= BRIEF =
Quote all of the data below exactly, please.

..........

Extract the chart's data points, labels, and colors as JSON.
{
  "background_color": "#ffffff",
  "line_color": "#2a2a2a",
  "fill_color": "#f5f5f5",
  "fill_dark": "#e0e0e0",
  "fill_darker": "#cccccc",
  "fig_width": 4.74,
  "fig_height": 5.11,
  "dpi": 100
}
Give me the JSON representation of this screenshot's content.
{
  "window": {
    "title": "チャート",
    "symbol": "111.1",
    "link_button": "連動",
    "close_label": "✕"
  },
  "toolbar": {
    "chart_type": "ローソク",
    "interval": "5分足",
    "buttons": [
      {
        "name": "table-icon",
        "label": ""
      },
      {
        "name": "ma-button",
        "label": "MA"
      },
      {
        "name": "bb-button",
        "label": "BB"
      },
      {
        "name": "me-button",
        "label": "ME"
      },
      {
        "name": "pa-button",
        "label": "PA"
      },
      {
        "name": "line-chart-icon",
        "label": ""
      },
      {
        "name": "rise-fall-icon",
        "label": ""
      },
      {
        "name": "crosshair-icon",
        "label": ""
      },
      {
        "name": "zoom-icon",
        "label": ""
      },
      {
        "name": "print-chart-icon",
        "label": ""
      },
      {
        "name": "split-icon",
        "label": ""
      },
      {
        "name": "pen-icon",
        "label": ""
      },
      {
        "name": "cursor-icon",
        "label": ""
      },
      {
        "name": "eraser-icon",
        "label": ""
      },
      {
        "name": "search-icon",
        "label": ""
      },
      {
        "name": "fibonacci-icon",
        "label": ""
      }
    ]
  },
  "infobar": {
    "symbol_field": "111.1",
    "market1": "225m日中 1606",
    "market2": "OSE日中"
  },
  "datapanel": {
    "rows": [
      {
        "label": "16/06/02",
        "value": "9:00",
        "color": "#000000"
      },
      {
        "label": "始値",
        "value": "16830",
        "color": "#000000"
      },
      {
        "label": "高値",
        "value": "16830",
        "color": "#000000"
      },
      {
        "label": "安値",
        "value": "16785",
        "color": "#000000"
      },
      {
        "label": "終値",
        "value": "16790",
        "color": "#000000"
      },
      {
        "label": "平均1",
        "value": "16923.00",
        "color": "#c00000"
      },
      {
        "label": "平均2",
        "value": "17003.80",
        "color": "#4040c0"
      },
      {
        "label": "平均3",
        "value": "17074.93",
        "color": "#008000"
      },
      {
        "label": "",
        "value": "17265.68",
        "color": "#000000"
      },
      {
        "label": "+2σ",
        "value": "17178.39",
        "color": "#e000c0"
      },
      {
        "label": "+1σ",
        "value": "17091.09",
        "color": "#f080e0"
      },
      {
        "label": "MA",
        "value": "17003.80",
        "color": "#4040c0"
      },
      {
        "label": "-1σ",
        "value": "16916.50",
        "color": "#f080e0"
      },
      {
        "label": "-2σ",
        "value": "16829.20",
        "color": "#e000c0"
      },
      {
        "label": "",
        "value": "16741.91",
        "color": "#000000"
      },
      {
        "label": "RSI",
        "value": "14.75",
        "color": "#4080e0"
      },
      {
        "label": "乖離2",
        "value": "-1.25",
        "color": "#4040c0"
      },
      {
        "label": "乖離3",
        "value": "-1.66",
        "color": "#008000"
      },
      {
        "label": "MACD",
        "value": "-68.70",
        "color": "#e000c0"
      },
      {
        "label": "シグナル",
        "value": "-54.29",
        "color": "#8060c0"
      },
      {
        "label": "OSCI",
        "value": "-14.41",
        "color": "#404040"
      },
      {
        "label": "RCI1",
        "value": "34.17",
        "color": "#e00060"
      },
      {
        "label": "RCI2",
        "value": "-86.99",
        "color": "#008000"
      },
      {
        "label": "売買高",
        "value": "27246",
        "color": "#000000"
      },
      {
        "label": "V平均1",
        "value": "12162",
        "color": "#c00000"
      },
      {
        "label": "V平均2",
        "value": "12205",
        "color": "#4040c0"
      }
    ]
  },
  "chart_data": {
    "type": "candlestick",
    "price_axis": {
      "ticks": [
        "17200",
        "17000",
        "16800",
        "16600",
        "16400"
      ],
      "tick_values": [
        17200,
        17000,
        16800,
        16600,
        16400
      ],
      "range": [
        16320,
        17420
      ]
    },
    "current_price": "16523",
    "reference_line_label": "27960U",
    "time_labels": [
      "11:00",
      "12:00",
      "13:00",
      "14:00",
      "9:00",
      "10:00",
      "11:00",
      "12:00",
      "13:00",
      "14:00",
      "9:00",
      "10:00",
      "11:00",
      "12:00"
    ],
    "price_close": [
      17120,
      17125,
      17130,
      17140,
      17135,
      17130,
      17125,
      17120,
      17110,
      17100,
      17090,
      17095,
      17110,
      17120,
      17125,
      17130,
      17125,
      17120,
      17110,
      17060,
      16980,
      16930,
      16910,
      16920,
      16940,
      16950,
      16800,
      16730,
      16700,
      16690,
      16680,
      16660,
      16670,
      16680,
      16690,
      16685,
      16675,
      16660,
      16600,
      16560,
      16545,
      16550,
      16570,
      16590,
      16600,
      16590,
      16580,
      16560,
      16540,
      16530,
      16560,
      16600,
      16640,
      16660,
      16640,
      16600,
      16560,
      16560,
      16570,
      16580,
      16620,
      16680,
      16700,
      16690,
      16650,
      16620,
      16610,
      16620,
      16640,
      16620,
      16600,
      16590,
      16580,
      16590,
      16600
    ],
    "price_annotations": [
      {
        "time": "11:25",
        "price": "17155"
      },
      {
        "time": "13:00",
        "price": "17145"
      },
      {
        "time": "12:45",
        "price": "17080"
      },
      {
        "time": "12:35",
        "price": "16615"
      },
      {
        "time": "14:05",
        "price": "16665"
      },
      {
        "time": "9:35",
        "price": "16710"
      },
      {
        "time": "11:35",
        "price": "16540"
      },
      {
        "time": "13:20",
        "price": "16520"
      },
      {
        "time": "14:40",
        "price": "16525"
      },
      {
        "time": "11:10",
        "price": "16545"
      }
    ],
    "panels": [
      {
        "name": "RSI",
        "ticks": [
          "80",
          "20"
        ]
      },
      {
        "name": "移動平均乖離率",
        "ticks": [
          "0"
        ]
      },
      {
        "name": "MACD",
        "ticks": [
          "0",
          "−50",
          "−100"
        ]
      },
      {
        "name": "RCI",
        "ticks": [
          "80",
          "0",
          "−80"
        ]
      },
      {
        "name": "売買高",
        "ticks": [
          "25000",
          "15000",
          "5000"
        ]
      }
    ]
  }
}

..........

= RESULT =
Extract the chart's data points, labels, and colors as JSON.
{
  "background_color": "#ffffff",
  "line_color": "#2a2a2a",
  "fill_color": "#f5f5f5",
  "fill_dark": "#e0e0e0",
  "fill_darker": "#cccccc",
  "fig_width": 4.74,
  "fig_height": 5.11,
  "dpi": 100
}
Give me the JSON representation of this screenshot's content.
{
  "window": {
    "title": "チャート",
    "symbol": "111.1",
    "link_button": "連動",
    "close_label": "✕"
  },
  "toolbar": {
    "chart_type": "ローソク",
    "interval": "5分足",
    "buttons": [
      {
        "name": "table-icon",
        "label": ""
      },
      {
        "name": "ma-button",
        "label": "MA"
      },
      {
        "name": "bb-button",
        "label": "BB"
      },
      {
        "name": "me-button",
        "label": "ME"
      },
      {
        "name": "pa-button",
        "label": "PA"
      },
      {
        "name": "line-chart-icon",
        "label": ""
      },
      {
        "name": "rise-fall-icon",
        "label": ""
      },
      {
        "name": "crosshair-icon",
        "label": ""
      },
      {
        "name": "zoom-icon",
        "label": ""
      },
      {
        "name": "print-chart-icon",
        "label": ""
      },
      {
        "name": "split-icon",
        "label": ""
      },
      {
        "name": "pen-icon",
        "label": ""
      },
      {
        "name": "cursor-icon",
        "label": ""
      },
      {
        "name": "eraser-icon",
        "label": ""
      },
      {
        "name": "search-icon",
        "label": ""
      },
      {
        "name": "fibonacci-icon",
        "label": ""
      }
    ]
  },
  "infobar": {
    "symbol_field": "111.1",
    "market1": "225m日中 1606",
    "market2": "OSE日中"
  },
  "datapanel": {
    "rows": [
      {
        "label": "16/06/02",
        "value": "9:00",
        "color": "#000000"
      },
      {
        "label": "始値",
        "value": "16830",
        "color": "#000000"
      },
      {
        "label": "高値",
        "value": "16830",
        "color": "#000000"
      },
      {
        "label": "安値",
        "value": "16785",
        "color": "#000000"
      },
      {
        "label": "終値",
        "value": "16790",
        "color": "#000000"
      },
      {
        "label": "平均1",
        "value": "16923.00",
        "color": "#c00000"
      },
      {
        "label": "平均2",
        "value": "17003.80",
        "color": "#4040c0"
      },
      {
        "label": "平均3",
        "value": "17074.93",
        "color": "#008000"
      },
      {
        "label": "",
        "value": "17265.68",
        "color": "#000000"
      },
      {
        "label": "+2σ",
        "value": "17178.39",
        "color": "#e000c0"
      },
      {
        "label": "+1σ",
        "value": "17091.09",
        "color": "#f080e0"
      },
      {
        "label": "MA",
        "value": "17003.80",
        "color": "#4040c0"
      },
      {
        "label": "-1σ",
        "value": "16916.50",
        "color": "#f080e0"
      },
      {
        "label": "-2σ",
        "value": "16829.20",
        "color": "#e000c0"
      },
      {
        "label": "",
        "value": "16741.91",
        "color": "#000000"
      },
      {
        "label": "RSI",
        "value": "14.75",
        "color": "#4080e0"
      },
      {
        "label": "乖離2",
        "value": "-1.25",
        "color": "#4040c0"
      },
      {
        "label": "乖離3",
        "value": "-1.66",
        "color": "#008000"
      },
      {
        "label": "MACD",
        "value": "-68.70",
        "color": "#e000c0"
      },
      {
        "label": "シグナル",
        "value": "-54.29",
        "color": "#8060c0"
      },
      {
        "label": "OSCI",
        "value": "-14.41",
        "color": "#404040"
      },
      {
        "label": "RCI1",
        "value": "34.17",
        "color": "#e00060"
      },
      {
        "label": "RCI2",
        "value": "-86.99",
        "color": "#008000"
      },
      {
        "label": "売買高",
        "value": "27246",
        "color": "#000000"
      },
      {
        "label": "V平均1",
        "value": "12162",
        "color": "#c00000"
      },
      {
        "label": "V平均2",
        "value": "12205",
        "color": "#4040c0"
      }
    ]
  },
  "chart_data": {
    "type": "candlestick",
    "price_axis": {
      "ticks": [
        "17200",
        "17000",
        "16800",
        "16600",
        "16400"
      ],
      "tick_values": [
        17200,
        17000,
        16800,
        16600,
        16400
      ],
      "range": [
        16320,
        17420
      ]
    },
    "current_price": "16523",
    "reference_line_label": "27960U",
    "time_labels": [
      "11:00",
      "12:00",
      "13:00",
      "14:00",
      "9:00",
      "10:00",
      "11:00",
      "12:00",
      "13:00",
      "14:00",
      "9:00",
      "10:00",
      "11:00",
      "12:00"
    ],
    "price_close": [
      17120,
      17125,
      17130,
      17140,
      17135,
      17130,
      17125,
      17120,
      17110,
      17100,
      17090,
      17095,
      17110,
      17120,
      17125,
      17130,
      17125,
      17120,
      17110,
      17060,
      16980,
      16930,
      16910,
      16920,
      16940,
      16950,
      16800,
      16730,
      16700,
      16690,
      16680,
      16660,
      16670,
      16680,
      16690,
      16685,
      16675,
      16660,
      16600,
      16560,
      16545,
      16550,
      16570,
      16590,
      16600,
      16590,
      16580,
      16560,
      16540,
      16530,
      16560,
      16600,
      16640,
      16660,
      16640,
      16600,
      16560,
      16560,
      16570,
      16580,
      16620,
      16680,
      16700,
      16690,
      16650,
      16620,
      16610,
      16620,
      16640,
      16620,
      16600,
      16590,
      16580,
      16590,
      16600
    ],
    "price_annotations": [
      {
        "time": "11:25",
        "price": "17155"
      },
      {
        "time": "13:00",
        "price": "17145"
      },
      {
        "time": "12:45",
        "price": "17080"
      },
      {
        "time": "12:35",
        "price": "16615"
      },
      {
        "time": "14:05",
        "price": "16665"
      },
      {
        "time": "9:35",
        "price": "16710"
      },
      {
        "time": "11:35",
        "price": "16540"
      },
      {
        "time": "13:20",
        "price": "16520"
      },
      {
        "time": "14:40",
        "price": "16525"
      },
      {
        "time": "11:10",
        "price": "16545"
      }
    ],
    "panels": [
      {
        "name": "RSI",
        "ticks": [
          "80",
          "20"
        ]
      },
      {
        "name": "移動平均乖離率",
        "ticks": [
          "0"
        ]
      },
      {
        "name": "MACD",
        "ticks": [
          "0",
          "−50",
          "−100"
        ]
      },
      {
        "name": "RCI",
        "ticks": [
          "80",
          "0",
          "−80"
        ]
      },
      {
        "name": "売買高",
        "ticks": [
          "25000",
          "15000",
          "5000"
        ]
      }
    ]
  }
}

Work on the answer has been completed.